→ WORK TO COMPLETE:
**A.** In the forum thread about working hard, translate this sentence into Spanish: "I try not to work too hard, you can't run a marathon by sprinting every mile."
**B.** In the forum thread about working hard, what does tedmiston say polishing to greatness is like?
**C.** Copy the forum thread about working hard word for word, from "I know by solid" to "be intellectual curiosity.".

-- START EXTRACT PROVIDED --

Perhaps by the time your solid, perfect solution is out, society will have
moved on. Solutions aren't permanent - we want artificial organs now, but if
you take too long to get them into market, by the time you do we'll all have
robotic organs already.

Reality moves fast and everything is an MVP, a means to an end.

I know by solid you don't mean perfect though, just trying to give a different
perspective.

------
tedmiston
I somewhat enjoy creating half-baked / just okay / MVP things (product), but I
get a ton of enjoyment by making really great things. Polishing to greatness
is like compounding dividends to me.

At a higher level, my answer would be intellectual curiosity.

------
quickthrower2
I try not to work too hard, you can't run a marathon by sprinting every mile.

------
CloudNetworking
I don't. I've found (survivorship bias incoming) that I get better results if
I don't work hard. More money, more recognition, better conditions, etc

------
twoquestions
Because I feel bad about myself if I'm not completely exhausted in every way
by the end of the day. Probably a less than healthy habit.

------
malux85
I didn’t understand why until I saw one of Jordan Peterson’s videos where he
described the hyper industrious people. He said there’s a small portion of the
population who just work because we enjoy it.

If you put me in the forest with an axe, I’d just cut down trees non stop.

I think it’s because we humans are beasts of burden - without a task (or more
specifically without - mastery, autonomy and purpose) we whither and die, and
it’s natural in a healthy population that there’s variance in the desire for
work (burden) and I just seem to love it.

It’s nof for everyone, and I don’t look down or resent those who do not work -
because I’m doing this by choice. I truly enjoy working to the limits of my
capability and pushing myself, not for fame, recognition or ego, but
ultimately the desire to help others.

This seems to be the best explanation so far...

-- END EXTRACT PROVIDED --
-- START RECORDS PROVIDED --

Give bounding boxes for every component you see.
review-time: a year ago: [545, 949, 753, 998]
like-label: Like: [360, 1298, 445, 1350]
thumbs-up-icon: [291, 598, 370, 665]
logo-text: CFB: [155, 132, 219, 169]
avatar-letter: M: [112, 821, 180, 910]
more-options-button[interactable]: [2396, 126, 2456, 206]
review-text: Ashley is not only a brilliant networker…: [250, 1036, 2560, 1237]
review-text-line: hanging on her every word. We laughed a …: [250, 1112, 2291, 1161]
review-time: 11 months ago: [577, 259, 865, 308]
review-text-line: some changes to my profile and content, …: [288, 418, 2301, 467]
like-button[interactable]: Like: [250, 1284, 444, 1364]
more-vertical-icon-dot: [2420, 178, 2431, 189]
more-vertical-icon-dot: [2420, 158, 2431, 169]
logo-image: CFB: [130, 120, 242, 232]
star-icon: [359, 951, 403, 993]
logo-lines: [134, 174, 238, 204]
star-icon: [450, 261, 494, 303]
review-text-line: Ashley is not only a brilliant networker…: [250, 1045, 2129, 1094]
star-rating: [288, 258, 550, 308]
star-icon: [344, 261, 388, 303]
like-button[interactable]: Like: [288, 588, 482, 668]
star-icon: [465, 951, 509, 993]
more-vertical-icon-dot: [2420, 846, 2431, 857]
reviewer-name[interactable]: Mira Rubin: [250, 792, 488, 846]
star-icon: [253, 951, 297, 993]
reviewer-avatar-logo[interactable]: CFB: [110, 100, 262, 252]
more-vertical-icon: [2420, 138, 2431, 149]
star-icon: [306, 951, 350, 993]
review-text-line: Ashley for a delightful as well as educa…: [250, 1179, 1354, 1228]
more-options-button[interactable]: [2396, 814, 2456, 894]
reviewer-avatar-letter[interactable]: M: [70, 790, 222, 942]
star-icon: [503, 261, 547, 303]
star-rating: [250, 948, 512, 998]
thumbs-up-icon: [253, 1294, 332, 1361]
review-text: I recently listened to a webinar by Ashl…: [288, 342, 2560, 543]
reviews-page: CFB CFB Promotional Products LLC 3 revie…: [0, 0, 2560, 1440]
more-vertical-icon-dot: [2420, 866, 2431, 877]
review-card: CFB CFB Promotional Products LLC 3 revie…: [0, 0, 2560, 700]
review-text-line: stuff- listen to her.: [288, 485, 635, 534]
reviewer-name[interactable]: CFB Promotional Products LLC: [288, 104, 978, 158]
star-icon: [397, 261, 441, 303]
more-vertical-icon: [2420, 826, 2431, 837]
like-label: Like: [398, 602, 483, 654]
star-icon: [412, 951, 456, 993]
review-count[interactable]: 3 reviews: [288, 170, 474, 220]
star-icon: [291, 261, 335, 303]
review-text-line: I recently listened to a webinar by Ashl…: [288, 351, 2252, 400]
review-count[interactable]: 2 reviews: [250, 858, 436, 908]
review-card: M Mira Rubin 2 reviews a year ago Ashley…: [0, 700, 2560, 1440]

-- END RECORDS PROVIDED --

→ PER-TASK OUTPUTS:
**A.** Intento no trabajar demasiado duro; no puedes correr un maratón esprintando cada milla.

**B.** Compounding dividends.

**C.**
I know by solid you don't mean perfect though, just trying to give a different
perspective.

------
tedmiston
I somewhat enjoy creating half-baked / just okay / MVP things (product), but I
get a ton of enjoyment by making really great things. Polishing to greatness
is like compounding dividends to me.

At a higher level, my answer would be intellectual curiosity.